(Data records)
----

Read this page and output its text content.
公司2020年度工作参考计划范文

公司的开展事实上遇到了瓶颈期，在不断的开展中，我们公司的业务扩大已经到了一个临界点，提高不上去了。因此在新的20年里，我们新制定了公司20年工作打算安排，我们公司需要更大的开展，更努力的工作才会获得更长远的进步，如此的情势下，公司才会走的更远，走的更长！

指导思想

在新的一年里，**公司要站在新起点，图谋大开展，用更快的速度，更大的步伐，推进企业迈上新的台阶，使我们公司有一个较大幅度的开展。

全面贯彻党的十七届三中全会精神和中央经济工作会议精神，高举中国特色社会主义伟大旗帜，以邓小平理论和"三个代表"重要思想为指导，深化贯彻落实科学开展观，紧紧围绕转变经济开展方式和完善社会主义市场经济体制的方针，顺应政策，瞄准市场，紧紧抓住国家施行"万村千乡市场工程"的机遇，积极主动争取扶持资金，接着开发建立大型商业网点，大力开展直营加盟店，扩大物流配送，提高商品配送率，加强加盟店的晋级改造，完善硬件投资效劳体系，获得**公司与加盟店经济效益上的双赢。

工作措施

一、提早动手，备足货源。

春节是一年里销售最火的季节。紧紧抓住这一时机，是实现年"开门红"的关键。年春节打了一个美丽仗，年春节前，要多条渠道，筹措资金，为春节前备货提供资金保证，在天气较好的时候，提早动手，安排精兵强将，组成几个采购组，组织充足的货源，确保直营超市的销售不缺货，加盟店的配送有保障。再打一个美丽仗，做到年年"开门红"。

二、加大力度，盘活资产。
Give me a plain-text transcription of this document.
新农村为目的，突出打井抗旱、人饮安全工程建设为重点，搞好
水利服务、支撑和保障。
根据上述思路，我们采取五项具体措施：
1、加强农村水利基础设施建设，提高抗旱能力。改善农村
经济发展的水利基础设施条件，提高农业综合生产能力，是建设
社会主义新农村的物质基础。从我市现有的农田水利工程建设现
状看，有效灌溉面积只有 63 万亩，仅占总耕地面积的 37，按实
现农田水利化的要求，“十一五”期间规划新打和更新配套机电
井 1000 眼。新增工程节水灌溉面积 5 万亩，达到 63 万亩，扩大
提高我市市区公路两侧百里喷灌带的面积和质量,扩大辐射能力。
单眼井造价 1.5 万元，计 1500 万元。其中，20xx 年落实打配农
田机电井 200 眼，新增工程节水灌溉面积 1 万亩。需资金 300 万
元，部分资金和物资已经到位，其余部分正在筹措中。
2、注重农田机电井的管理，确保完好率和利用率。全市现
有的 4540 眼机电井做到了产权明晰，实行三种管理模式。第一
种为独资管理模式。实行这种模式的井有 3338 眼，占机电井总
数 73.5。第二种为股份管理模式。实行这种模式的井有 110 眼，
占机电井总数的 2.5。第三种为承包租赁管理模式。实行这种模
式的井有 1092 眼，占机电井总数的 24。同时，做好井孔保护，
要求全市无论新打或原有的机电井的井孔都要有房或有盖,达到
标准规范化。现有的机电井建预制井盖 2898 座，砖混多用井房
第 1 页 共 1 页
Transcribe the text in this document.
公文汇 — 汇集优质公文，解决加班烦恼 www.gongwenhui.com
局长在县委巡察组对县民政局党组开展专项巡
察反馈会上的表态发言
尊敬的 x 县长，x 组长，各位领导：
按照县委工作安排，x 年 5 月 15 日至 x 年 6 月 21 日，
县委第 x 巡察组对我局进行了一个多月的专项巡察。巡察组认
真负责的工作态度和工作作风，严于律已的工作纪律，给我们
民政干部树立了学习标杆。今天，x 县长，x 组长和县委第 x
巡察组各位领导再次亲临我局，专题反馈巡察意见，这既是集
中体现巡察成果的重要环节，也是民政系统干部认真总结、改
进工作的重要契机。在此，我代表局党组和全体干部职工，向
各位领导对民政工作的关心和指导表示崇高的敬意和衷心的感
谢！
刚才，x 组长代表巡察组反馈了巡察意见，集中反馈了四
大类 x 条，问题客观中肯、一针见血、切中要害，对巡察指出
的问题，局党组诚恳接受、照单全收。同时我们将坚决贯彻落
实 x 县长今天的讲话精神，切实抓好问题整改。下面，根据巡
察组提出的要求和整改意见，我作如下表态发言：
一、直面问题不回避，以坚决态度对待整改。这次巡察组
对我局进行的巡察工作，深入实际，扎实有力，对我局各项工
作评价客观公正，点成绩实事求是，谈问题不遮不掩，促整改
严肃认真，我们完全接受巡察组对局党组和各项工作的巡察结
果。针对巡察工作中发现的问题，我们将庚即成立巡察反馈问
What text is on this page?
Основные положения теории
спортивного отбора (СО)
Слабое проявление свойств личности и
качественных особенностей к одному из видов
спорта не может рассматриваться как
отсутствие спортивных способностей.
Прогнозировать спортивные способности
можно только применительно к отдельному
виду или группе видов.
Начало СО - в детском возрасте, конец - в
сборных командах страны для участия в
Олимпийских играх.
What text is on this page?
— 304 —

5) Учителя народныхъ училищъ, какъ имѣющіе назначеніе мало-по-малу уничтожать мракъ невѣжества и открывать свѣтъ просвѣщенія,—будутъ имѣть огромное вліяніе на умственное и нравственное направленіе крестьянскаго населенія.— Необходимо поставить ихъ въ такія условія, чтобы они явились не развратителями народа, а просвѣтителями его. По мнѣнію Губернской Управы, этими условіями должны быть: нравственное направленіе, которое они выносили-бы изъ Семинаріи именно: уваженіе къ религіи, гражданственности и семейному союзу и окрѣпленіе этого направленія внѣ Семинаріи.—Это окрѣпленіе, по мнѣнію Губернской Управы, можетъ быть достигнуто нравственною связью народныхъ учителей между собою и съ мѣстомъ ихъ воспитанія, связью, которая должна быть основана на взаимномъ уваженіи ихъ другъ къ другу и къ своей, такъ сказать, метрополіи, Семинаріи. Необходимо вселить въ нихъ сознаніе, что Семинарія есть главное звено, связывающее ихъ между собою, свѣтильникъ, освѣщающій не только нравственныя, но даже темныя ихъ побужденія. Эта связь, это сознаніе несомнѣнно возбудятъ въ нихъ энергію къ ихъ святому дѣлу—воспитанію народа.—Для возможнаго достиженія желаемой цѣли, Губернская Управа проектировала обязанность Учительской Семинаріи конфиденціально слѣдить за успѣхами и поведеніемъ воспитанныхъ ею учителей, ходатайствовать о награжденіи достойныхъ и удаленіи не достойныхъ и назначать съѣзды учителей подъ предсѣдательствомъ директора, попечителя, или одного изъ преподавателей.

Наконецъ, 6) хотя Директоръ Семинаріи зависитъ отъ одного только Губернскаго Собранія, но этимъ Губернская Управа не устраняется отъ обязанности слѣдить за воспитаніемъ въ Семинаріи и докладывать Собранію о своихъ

----

**Problem to solve**
Each entry must be reproduced verbatim.

**Solution to the exercise**
Read this page and output its text content.
公司2020年度工作参考计划范文

公司的开展事实上遇到了瓶颈期，在不断的开展中，我们公司的业务扩大已经到了一个临界点，提高不上去了。因此在新的20年里，我们新制定了公司20年工作打算安排，我们公司需要更大的开展，更努力的工作才会获得更长远的进步，如此的情势下，公司才会走的更远，走的更长！

指导思想

在新的一年里，**公司要站在新起点，图谋大开展，用更快的速度，更大的步伐，推进企业迈上新的台阶，使我们公司有一个较大幅度的开展。

全面贯彻党的十七届三中全会精神和中央经济工作会议精神，高举中国特色社会主义伟大旗帜，以邓小平理论和"三个代表"重要思想为指导，深化贯彻落实科学开展观，紧紧围绕转变经济开展方式和完善社会主义市场经济体制的方针，顺应政策，瞄准市场，紧紧抓住国家施行"万村千乡市场工程"的机遇，积极主动争取扶持资金，接着开发建立大型商业网点，大力开展直营加盟店，扩大物流配送，提高商品配送率，加强加盟店的晋级改造，完善硬件投资效劳体系，获得**公司与加盟店经济效益上的双赢。

工作措施

一、提早动手，备足货源。

春节是一年里销售最火的季节。紧紧抓住这一时机，是实现年"开门红"的关键。年春节打了一个美丽仗，年春节前，要多条渠道，筹措资金，为春节前备货提供资金保证，在天气较好的时候，提早动手，安排精兵强将，组成几个采购组，组织充足的货源，确保直营超市的销售不缺货，加盟店的配送有保障。再打一个美丽仗，做到年年"开门红"。

二、加大力度，盘活资产。
Give me a plain-text transcription of this document.
新农村为目的，突出打井抗旱、人饮安全工程建设为重点，搞好
水利服务、支撑和保障。
根据上述思路，我们采取五项具体措施：
1、加强农村水利基础设施建设，提高抗旱能力。改善农村
经济发展的水利基础设施条件，提高农业综合生产能力，是建设
社会主义新农村的物质基础。从我市现有的农田水利工程建设现
状看，有效灌溉面积只有 63 万亩，仅占总耕地面积的 37，按实
现农田水利化的要求，“十一五”期间规划新打和更新配套机电
井 1000 眼。新增工程节水灌溉面积 5 万亩，达到 63 万亩，扩大
提高我市市区公路两侧百里喷灌带的面积和质量,扩大辐射能力。
单眼井造价 1.5 万元，计 1500 万元。其中，20xx 年落实打配农
田机电井 200 眼，新增工程节水灌溉面积 1 万亩。需资金 300 万
元，部分资金和物资已经到位，其余部分正在筹措中。
2、注重农田机电井的管理，确保完好率和利用率。全市现
有的 4540 眼机电井做到了产权明晰，实行三种管理模式。第一
种为独资管理模式。实行这种模式的井有 3338 眼，占机电井总
数 73.5。第二种为股份管理模式。实行这种模式的井有 110 眼，
占机电井总数的 2.5。第三种为承包租赁管理模式。实行这种模
式的井有 1092 眼，占机电井总数的 24。同时，做好井孔保护，
要求全市无论新打或原有的机电井的井孔都要有房或有盖,达到
标准规范化。现有的机电井建预制井盖 2898 座，砖混多用井房
第 1 页 共 1 页
Transcribe the text in this document.
公文汇 — 汇集优质公文，解决加班烦恼 www.gongwenhui.com
局长在县委巡察组对县民政局党组开展专项巡
察反馈会上的表态发言
尊敬的 x 县长，x 组长，各位领导：
按照县委工作安排，x 年 5 月 15 日至 x 年 6 月 21 日，
县委第 x 巡察组对我局进行了一个多月的专项巡察。巡察组认
真负责的工作态度和工作作风，严于律已的工作纪律，给我们
民政干部树立了学习标杆。今天，x 县长，x 组长和县委第 x
巡察组各位领导再次亲临我局，专题反馈巡察意见，这既是集
中体现巡察成果的重要环节，也是民政系统干部认真总结、改
进工作的重要契机。在此，我代表局党组和全体干部职工，向
各位领导对民政工作的关心和指导表示崇高的敬意和衷心的感
谢！
刚才，x 组长代表巡察组反馈了巡察意见，集中反馈了四
大类 x 条，问题客观中肯、一针见血、切中要害，对巡察指出
的问题，局党组诚恳接受、照单全收。同时我们将坚决贯彻落
实 x 县长今天的讲话精神，切实抓好问题整改。下面，根据巡
察组提出的要求和整改意见，我作如下表态发言：
一、直面问题不回避，以坚决态度对待整改。这次巡察组
对我局进行的巡察工作，深入实际，扎实有力，对我局各项工
作评价客观公正，点成绩实事求是，谈问题不遮不掩，促整改
严肃认真，我们完全接受巡察组对局党组和各项工作的巡察结
果。针对巡察工作中发现的问题，我们将庚即成立巡察反馈问
What text is on this page?
Основные положения теории
спортивного отбора (СО)
Слабое проявление свойств личности и
качественных особенностей к одному из видов
спорта не может рассматриваться как
отсутствие спортивных способностей.
Прогнозировать спортивные способности
можно только применительно к отдельному
виду или группе видов.
Начало СО - в детском возрасте, конец - в
сборных командах страны для участия в
Олимпийских играх.
What text is on this page?
— 304 —

5) Учителя народныхъ училищъ, какъ имѣющіе назначеніе мало-по-малу уничтожать мракъ невѣжества и открывать свѣтъ просвѣщенія,—будутъ имѣть огромное вліяніе на умственное и нравственное направленіе крестьянскаго населенія.— Необходимо поставить ихъ въ такія условія, чтобы они явились не развратителями народа, а просвѣтителями его. По мнѣнію Губернской Управы, этими условіями должны быть: нравственное направленіе, которое они выносили-бы изъ Семинаріи именно: уваженіе къ религіи, гражданственности и семейному союзу и окрѣпленіе этого направленія внѣ Семинаріи.—Это окрѣпленіе, по мнѣнію Губернской Управы, можетъ быть достигнуто нравственною связью народныхъ учителей между собою и съ мѣстомъ ихъ воспитанія, связью, которая должна быть основана на взаимномъ уваженіи ихъ другъ къ другу и къ своей, такъ сказать, метрополіи, Семинаріи. Необходимо вселить въ нихъ сознаніе, что Семинарія есть главное звено, связывающее ихъ между собою, свѣтильникъ, освѣщающій не только нравственныя, но даже темныя ихъ побужденія. Эта связь, это сознаніе несомнѣнно возбудятъ въ нихъ энергію къ ихъ святому дѣлу—воспитанію народа.—Для возможнаго достиженія желаемой цѣли, Губернская Управа проектировала обязанность Учительской Семинаріи конфиденціально слѣдить за успѣхами и поведеніемъ воспитанныхъ ею учителей, ходатайствовать о награжденіи достойныхъ и удаленіи не достойныхъ и назначать съѣзды учителей подъ предсѣдательствомъ директора, попечителя, или одного изъ преподавателей.

Наконецъ, 6) хотя Директоръ Семинаріи зависитъ отъ одного только Губернскаго Собранія, но этимъ Губернская Управа не устраняется отъ обязанности слѣдить за воспитаніемъ въ Семинаріи и докладывать Собранію о своихъ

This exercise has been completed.